§ **RECORDED DATA**:
********

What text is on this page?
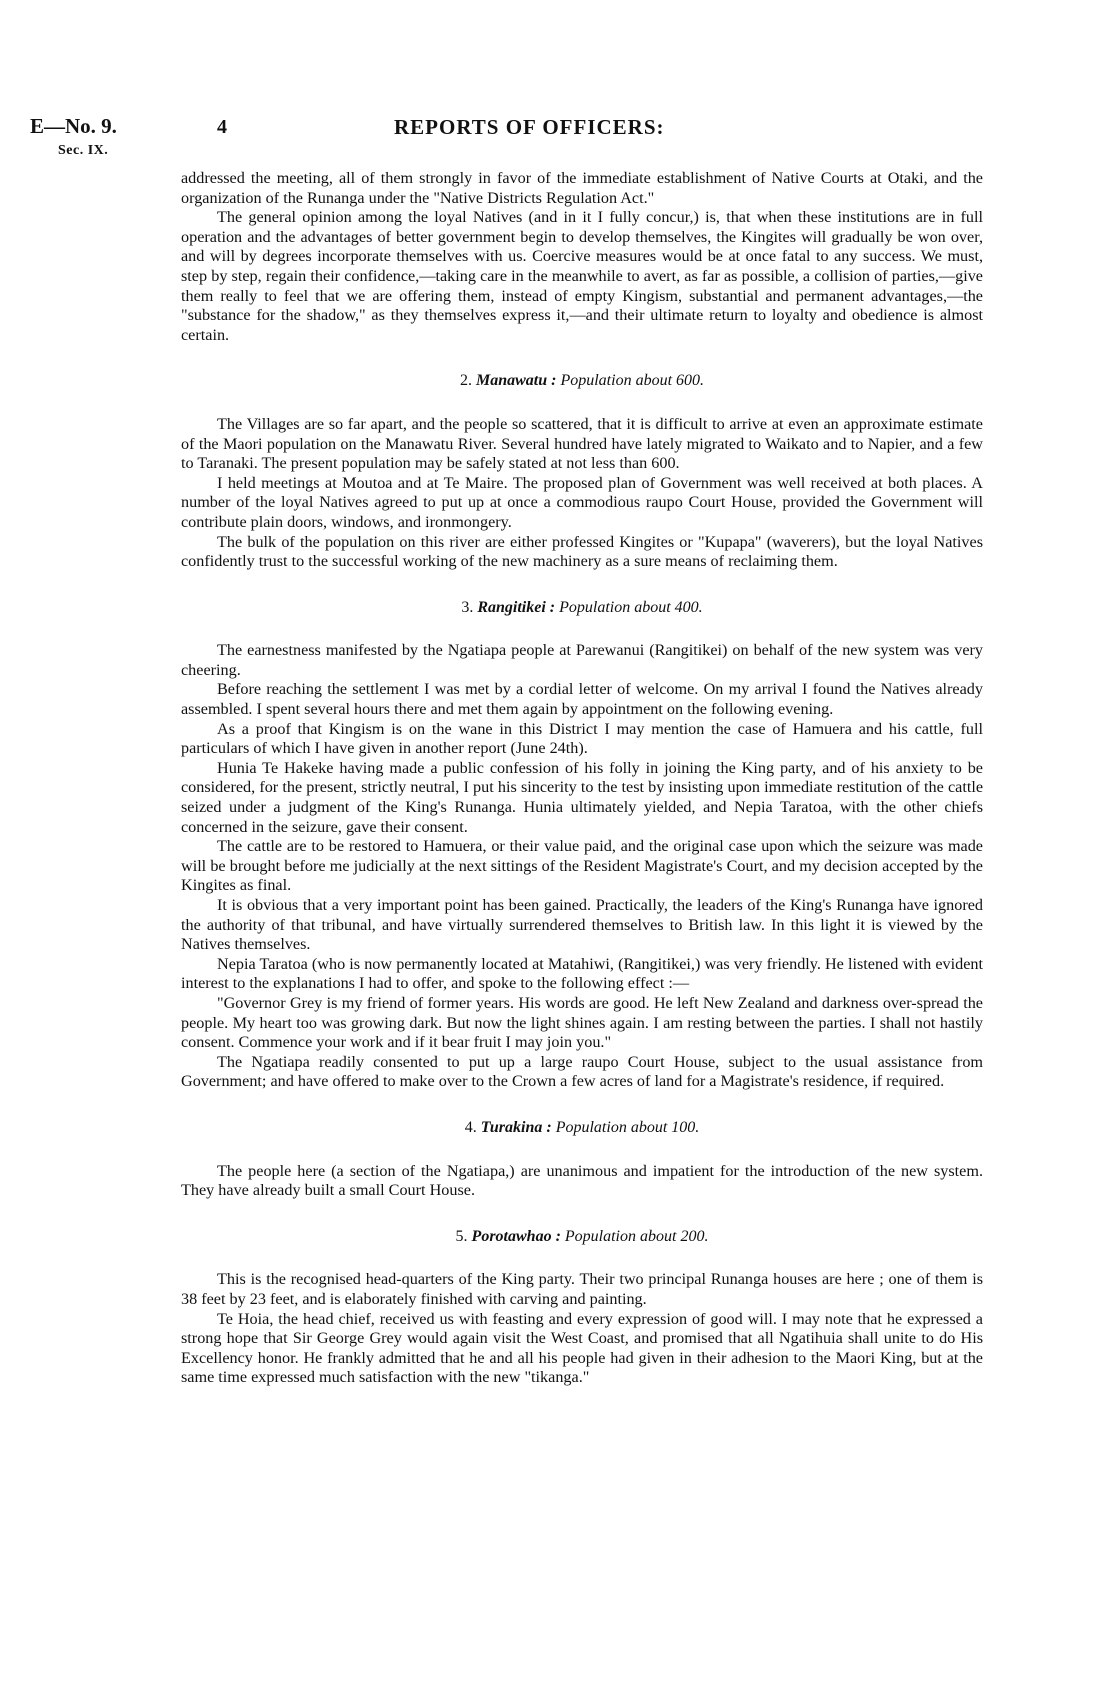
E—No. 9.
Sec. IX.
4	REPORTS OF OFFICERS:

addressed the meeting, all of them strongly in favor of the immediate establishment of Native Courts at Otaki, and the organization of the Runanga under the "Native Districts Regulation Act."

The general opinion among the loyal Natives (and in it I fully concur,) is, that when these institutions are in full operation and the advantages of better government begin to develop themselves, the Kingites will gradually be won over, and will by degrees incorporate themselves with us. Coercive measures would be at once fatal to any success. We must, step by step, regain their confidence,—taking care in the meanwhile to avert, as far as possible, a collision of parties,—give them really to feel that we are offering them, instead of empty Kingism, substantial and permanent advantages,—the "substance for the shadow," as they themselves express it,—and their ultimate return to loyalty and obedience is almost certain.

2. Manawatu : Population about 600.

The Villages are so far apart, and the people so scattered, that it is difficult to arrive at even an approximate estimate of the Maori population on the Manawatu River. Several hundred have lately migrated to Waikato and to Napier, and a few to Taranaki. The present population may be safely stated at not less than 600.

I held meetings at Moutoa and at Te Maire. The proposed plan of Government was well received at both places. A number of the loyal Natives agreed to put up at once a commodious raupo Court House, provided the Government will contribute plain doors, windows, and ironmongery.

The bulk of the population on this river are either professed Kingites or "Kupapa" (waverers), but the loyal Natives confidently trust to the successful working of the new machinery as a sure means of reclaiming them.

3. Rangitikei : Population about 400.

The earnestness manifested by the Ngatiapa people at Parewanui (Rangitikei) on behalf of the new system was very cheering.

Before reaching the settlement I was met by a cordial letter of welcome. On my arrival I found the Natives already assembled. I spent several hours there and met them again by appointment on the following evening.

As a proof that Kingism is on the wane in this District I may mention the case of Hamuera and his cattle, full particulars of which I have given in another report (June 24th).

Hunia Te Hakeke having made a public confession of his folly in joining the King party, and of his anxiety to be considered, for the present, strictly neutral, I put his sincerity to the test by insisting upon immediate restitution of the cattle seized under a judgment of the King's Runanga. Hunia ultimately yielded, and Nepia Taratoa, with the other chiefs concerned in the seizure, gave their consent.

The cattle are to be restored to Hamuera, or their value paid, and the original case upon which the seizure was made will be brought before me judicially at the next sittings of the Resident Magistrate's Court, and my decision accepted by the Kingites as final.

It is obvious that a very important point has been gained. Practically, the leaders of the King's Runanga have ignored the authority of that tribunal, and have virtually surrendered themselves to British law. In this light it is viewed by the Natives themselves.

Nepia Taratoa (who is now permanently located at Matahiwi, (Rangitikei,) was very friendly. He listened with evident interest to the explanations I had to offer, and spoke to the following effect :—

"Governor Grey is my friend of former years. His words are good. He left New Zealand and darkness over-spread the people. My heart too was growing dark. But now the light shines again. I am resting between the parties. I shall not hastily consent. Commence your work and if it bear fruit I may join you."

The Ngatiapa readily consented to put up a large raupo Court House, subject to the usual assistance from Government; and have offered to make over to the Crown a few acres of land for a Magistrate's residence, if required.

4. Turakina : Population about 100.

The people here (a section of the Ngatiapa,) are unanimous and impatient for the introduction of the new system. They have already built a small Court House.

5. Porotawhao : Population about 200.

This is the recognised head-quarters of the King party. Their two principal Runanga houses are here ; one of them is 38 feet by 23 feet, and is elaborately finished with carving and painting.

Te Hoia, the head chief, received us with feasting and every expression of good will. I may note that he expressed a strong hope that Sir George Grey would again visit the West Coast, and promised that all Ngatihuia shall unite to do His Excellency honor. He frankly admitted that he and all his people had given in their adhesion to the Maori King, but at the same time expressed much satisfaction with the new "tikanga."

********

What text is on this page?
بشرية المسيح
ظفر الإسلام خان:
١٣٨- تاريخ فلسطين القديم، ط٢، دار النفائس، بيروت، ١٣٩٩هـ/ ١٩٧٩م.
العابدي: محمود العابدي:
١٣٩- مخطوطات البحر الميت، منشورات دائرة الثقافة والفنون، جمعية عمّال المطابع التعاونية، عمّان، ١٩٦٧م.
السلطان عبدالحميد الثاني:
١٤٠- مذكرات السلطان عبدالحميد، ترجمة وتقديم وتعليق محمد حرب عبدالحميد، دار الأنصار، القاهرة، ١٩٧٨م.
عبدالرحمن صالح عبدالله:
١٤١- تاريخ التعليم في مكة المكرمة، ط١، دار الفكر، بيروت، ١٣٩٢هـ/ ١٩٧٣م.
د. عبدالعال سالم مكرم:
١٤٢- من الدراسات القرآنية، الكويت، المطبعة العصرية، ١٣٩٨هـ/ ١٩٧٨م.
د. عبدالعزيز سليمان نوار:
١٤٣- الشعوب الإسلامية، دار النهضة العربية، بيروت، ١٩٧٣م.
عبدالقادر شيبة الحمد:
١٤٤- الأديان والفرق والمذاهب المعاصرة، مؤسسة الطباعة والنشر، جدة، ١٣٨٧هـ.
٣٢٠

********

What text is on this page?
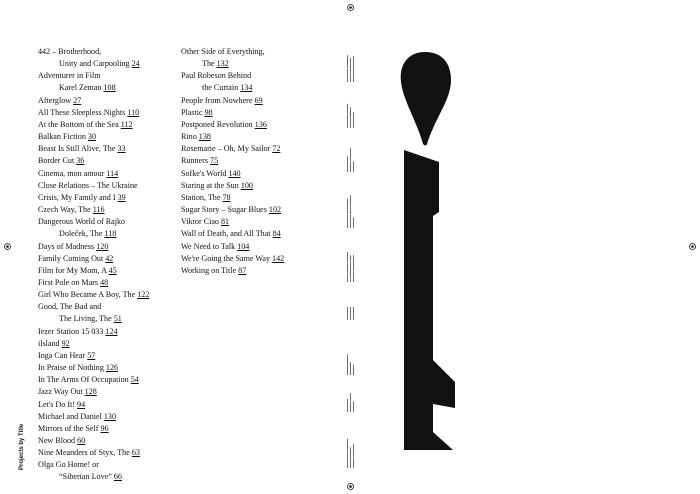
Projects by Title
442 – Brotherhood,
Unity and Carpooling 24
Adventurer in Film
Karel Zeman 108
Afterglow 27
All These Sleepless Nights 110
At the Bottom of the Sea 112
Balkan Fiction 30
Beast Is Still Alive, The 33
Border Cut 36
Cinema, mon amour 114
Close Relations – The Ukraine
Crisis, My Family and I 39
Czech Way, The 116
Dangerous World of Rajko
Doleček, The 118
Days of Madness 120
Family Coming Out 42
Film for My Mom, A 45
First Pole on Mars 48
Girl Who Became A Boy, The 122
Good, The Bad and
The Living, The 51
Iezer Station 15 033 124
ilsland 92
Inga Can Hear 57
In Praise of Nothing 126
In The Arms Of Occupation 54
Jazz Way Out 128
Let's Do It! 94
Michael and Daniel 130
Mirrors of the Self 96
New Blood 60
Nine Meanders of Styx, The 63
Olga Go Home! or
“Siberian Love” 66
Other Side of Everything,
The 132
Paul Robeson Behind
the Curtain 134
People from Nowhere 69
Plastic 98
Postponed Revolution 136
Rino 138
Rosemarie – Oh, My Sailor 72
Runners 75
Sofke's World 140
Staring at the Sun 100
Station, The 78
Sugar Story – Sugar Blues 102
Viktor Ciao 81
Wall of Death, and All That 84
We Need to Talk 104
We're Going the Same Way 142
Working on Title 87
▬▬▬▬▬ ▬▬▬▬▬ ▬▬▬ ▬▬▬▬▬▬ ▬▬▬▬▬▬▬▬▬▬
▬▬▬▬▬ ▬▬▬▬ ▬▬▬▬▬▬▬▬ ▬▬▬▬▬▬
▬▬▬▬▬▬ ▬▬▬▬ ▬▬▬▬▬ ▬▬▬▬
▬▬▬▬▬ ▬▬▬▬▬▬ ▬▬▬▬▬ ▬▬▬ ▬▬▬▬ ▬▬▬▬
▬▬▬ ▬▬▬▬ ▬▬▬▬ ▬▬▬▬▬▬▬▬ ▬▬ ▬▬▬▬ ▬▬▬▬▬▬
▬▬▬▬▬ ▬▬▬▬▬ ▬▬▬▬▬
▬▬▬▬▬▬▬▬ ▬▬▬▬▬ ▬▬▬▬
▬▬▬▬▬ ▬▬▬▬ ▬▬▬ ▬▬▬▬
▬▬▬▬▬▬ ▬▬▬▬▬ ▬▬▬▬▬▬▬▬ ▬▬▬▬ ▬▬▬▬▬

********

§ **YOUR TASK**:
Pick out each line above that includes "Taratoa" and show it.

§ **ANSWER IN FULL**:
Hunia Te Hakeke having made a public confession of his folly in joining the King party, and of his anxiety to be considered, for the present, strictly neutral, I put his sincerity to the test by insisting upon immediate restitution of the cattle seized under a judgment of the King's Runanga. Hunia ultimately yielded, and Nepia Taratoa, with the other chiefs concerned in the seizure, gave their consent.
Nepia Taratoa (who is now permanently located at Matahiwi, (Rangitikei,) was very friendly. He listened with evident interest to the explanations I had to offer, and spoke to the following effect :—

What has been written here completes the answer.